Data items
========

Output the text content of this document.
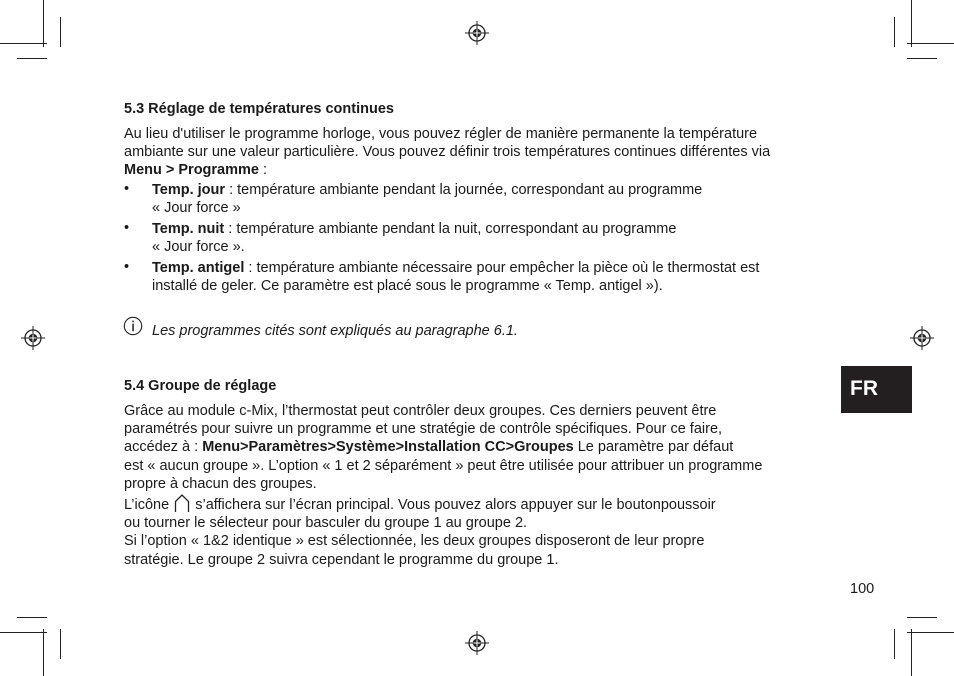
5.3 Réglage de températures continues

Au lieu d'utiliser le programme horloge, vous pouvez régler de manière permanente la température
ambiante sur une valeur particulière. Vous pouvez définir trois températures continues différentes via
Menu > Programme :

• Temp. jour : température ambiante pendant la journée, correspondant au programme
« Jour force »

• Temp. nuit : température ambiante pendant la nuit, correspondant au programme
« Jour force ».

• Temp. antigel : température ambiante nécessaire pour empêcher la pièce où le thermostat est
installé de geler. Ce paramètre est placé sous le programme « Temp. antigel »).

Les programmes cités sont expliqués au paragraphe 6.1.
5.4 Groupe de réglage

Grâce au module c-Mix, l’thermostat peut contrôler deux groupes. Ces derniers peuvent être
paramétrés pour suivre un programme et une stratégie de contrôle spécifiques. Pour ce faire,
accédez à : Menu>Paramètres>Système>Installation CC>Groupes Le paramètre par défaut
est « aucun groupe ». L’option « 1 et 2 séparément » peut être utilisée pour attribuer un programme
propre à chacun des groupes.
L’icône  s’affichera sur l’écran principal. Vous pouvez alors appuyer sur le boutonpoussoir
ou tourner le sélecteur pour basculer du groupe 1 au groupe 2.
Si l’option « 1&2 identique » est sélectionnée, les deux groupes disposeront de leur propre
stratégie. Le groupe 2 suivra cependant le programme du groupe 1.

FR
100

========

In the entries above, identify every line with the string "Menu".

### Answer in full
Menu > Programme :
accédez à : Menu>Paramètres>Système>Installation CC>Groupes Le paramètre par défaut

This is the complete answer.